### Required task
Tell how many lines carry the word "Security"; the reply is the number and nothing else.

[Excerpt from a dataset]
######
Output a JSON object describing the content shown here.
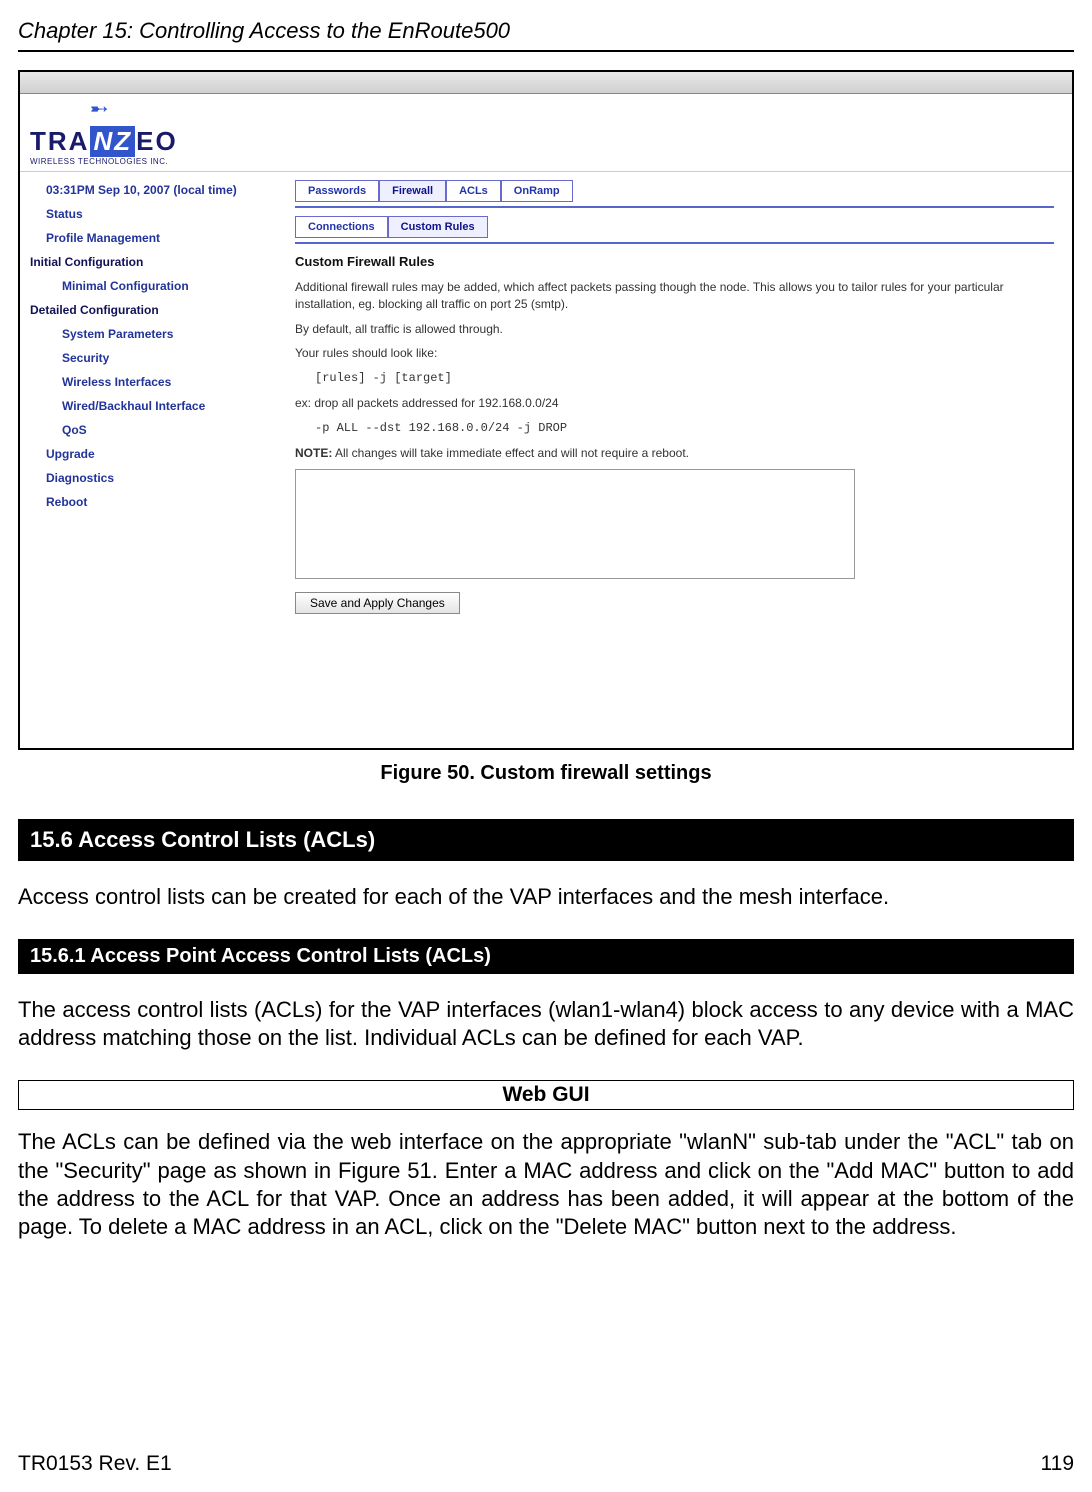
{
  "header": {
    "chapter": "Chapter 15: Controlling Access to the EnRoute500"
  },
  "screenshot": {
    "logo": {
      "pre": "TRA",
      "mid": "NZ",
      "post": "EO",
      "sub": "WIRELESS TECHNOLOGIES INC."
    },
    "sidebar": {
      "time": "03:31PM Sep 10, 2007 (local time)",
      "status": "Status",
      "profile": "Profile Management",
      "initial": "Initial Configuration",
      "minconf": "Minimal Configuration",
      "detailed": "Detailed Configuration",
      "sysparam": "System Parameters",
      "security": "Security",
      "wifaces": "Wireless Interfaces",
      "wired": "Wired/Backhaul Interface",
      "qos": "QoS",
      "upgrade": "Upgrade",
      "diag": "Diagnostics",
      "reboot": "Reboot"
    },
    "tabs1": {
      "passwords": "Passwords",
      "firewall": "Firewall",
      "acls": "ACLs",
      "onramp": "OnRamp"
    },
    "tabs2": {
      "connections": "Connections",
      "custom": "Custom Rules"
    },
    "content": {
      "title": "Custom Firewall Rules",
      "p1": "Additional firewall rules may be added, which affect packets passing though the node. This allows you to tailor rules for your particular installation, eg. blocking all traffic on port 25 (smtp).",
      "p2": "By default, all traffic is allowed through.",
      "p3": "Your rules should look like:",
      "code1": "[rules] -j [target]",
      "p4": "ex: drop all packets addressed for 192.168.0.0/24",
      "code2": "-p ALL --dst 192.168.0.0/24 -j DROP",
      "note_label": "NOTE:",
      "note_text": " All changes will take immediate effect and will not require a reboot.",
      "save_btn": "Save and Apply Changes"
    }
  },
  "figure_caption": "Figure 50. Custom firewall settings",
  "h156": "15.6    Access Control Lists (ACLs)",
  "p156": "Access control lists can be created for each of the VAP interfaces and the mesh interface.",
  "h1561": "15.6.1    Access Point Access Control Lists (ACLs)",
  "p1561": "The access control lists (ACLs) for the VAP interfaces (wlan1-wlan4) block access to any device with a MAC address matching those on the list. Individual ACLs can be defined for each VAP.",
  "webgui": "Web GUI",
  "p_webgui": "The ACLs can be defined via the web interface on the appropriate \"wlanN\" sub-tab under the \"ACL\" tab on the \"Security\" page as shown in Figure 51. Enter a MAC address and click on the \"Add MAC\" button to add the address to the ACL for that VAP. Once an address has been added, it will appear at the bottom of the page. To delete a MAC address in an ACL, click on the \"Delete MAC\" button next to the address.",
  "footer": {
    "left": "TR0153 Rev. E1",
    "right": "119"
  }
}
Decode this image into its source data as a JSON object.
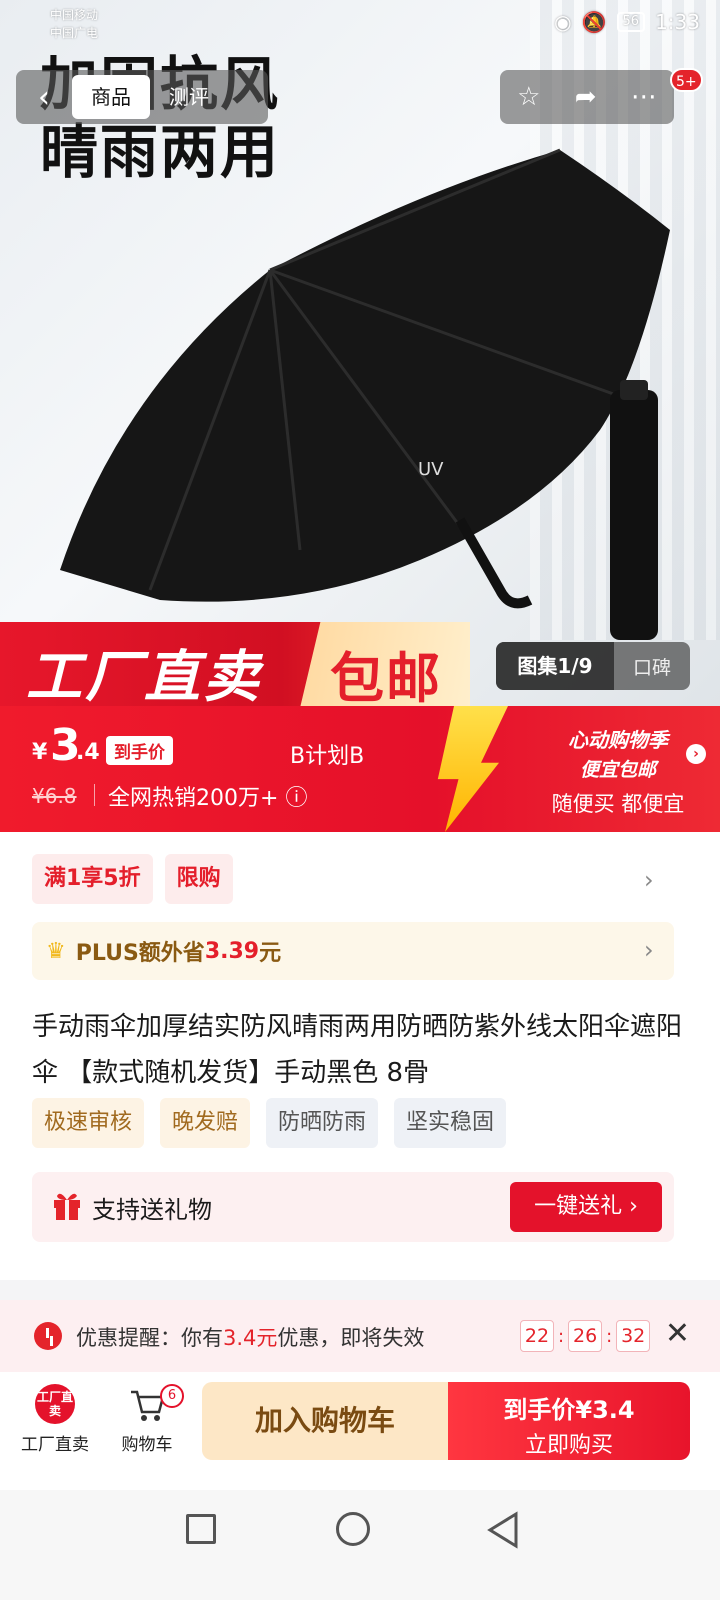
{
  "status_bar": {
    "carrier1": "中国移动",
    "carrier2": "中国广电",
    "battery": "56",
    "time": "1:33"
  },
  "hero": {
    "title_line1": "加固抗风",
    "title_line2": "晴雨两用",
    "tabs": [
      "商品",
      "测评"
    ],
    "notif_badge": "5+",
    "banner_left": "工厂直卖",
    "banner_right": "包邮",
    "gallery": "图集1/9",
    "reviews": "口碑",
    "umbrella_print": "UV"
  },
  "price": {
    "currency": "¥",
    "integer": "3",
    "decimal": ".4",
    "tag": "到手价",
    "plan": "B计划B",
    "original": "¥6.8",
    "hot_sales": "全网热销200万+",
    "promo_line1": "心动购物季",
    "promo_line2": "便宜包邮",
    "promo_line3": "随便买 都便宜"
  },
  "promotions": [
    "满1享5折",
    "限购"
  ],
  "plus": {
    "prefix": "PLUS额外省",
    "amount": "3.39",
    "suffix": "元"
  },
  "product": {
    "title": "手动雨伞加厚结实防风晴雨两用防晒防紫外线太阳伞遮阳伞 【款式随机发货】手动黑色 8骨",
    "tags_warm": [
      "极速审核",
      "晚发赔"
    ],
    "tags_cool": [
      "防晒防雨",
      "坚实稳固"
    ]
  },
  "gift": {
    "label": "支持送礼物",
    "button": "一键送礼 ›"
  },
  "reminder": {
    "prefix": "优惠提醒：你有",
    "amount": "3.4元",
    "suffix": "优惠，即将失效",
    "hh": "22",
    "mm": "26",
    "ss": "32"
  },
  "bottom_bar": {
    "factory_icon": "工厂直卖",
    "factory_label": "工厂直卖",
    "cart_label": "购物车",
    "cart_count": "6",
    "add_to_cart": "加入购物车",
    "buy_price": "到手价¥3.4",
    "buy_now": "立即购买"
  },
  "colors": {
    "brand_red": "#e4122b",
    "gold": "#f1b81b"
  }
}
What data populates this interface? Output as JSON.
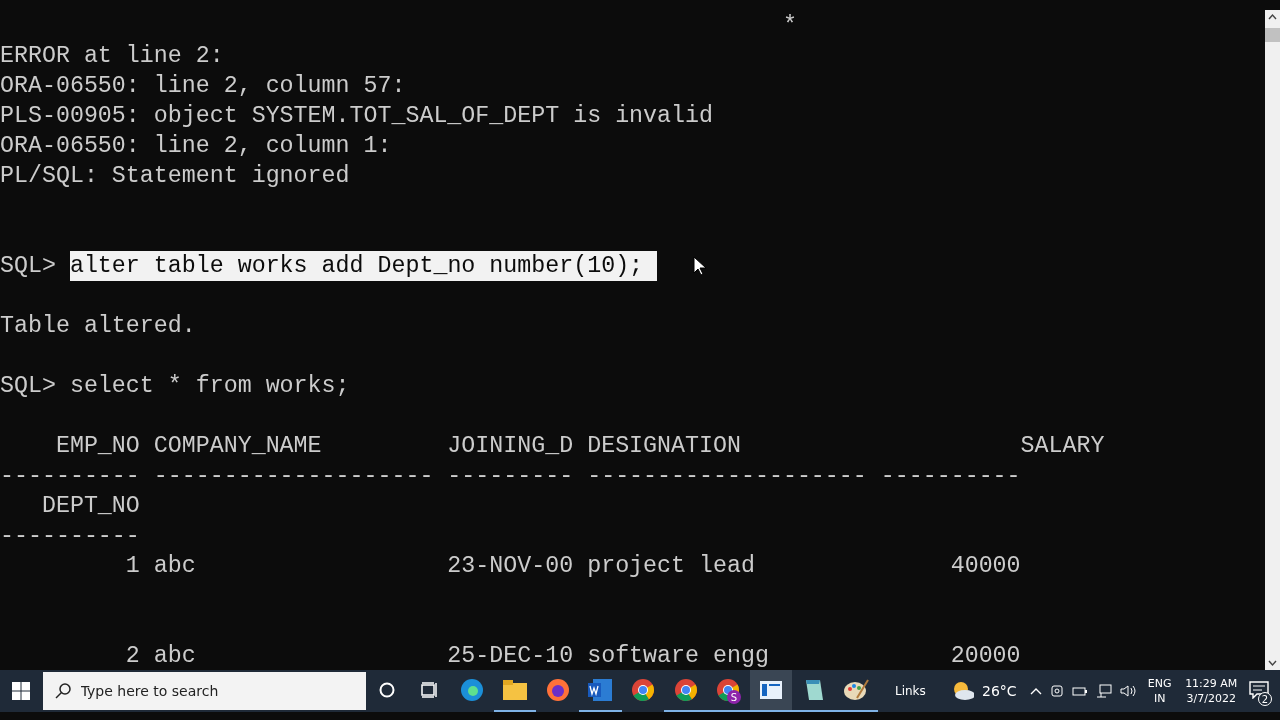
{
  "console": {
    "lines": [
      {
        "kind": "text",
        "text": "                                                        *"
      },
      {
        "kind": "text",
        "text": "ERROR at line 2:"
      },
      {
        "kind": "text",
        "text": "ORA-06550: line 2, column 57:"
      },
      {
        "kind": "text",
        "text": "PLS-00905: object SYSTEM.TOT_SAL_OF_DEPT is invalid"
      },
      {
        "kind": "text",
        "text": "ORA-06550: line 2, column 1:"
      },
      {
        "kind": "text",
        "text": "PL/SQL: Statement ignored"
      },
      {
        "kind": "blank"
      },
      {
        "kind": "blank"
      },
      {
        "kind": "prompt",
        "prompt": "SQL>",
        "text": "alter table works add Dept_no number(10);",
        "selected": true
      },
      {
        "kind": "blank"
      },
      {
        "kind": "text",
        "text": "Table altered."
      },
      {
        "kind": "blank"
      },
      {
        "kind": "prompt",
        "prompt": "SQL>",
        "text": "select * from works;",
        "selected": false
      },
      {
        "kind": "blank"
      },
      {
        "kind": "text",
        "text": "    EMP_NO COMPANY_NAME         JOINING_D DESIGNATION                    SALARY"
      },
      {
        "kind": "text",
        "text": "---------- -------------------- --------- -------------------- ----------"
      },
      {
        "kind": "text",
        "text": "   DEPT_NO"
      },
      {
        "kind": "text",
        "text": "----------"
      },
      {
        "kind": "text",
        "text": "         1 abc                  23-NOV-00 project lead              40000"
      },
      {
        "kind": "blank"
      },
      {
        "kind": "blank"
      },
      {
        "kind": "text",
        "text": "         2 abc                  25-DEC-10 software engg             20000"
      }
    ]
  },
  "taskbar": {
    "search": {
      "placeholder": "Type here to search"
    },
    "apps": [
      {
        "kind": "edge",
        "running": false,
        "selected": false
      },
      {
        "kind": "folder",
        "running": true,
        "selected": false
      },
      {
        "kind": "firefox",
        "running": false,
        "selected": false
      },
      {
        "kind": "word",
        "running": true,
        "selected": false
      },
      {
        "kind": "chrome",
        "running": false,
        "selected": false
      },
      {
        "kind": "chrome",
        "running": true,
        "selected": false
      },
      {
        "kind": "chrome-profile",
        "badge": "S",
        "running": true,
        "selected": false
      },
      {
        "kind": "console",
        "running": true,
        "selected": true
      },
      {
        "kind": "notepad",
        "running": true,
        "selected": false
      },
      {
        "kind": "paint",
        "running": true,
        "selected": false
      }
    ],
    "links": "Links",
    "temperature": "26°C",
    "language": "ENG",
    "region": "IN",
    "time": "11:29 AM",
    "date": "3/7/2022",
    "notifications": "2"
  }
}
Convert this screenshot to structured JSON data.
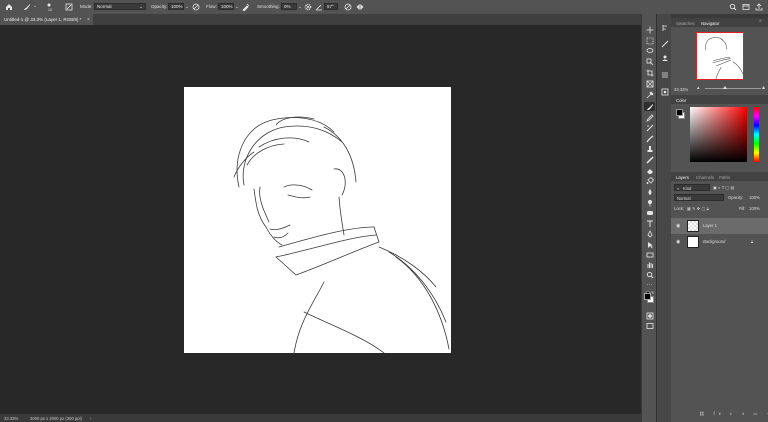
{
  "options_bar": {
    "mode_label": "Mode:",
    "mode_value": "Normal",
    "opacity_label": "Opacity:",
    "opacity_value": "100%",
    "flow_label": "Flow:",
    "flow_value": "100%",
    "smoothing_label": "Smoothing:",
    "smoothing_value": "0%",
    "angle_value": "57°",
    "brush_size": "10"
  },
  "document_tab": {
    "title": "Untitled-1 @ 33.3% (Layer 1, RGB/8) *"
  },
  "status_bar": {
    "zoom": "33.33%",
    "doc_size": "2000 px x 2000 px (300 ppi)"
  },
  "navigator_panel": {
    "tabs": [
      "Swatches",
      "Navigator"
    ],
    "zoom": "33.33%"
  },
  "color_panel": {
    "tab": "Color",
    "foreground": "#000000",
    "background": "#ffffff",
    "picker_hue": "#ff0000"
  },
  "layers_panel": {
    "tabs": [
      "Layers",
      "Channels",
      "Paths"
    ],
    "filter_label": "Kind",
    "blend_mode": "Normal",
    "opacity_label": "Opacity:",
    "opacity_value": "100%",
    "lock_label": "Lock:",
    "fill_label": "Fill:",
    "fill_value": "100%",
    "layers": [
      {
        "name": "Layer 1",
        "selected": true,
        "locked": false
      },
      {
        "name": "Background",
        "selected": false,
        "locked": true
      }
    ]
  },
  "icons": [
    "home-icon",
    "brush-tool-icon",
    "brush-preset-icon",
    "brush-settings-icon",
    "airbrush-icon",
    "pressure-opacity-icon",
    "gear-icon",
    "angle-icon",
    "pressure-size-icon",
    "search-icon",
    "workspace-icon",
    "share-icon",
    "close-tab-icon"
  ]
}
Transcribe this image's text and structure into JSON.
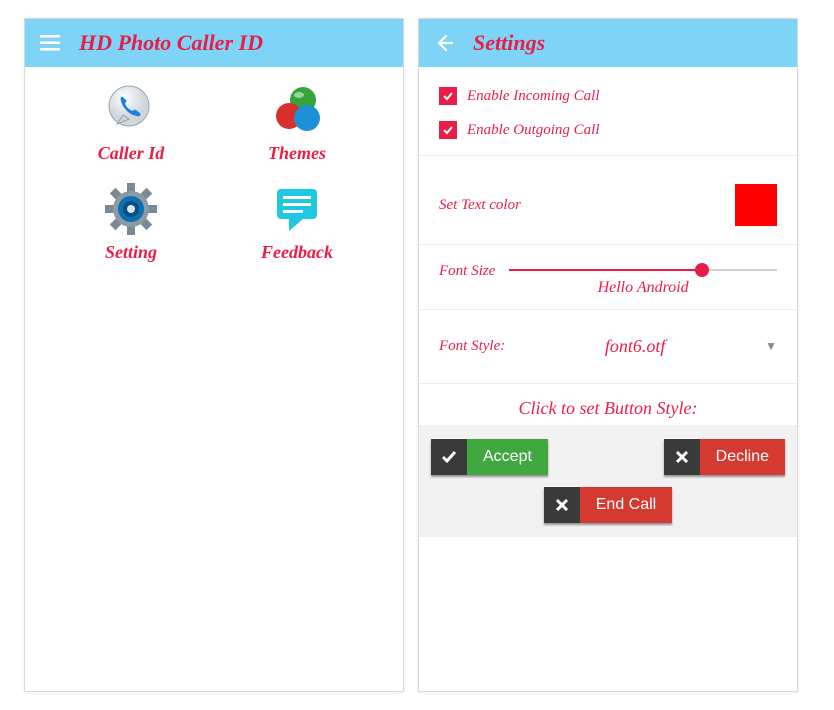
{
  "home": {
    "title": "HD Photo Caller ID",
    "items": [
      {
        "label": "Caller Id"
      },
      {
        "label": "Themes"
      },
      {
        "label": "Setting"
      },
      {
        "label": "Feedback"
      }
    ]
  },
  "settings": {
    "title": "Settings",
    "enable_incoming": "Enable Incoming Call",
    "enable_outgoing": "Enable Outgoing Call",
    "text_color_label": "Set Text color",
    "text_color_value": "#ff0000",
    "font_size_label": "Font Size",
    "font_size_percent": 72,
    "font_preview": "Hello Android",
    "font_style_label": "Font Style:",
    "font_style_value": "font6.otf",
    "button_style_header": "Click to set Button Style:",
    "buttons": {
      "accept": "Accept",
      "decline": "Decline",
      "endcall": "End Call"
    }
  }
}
######
### Correct response
2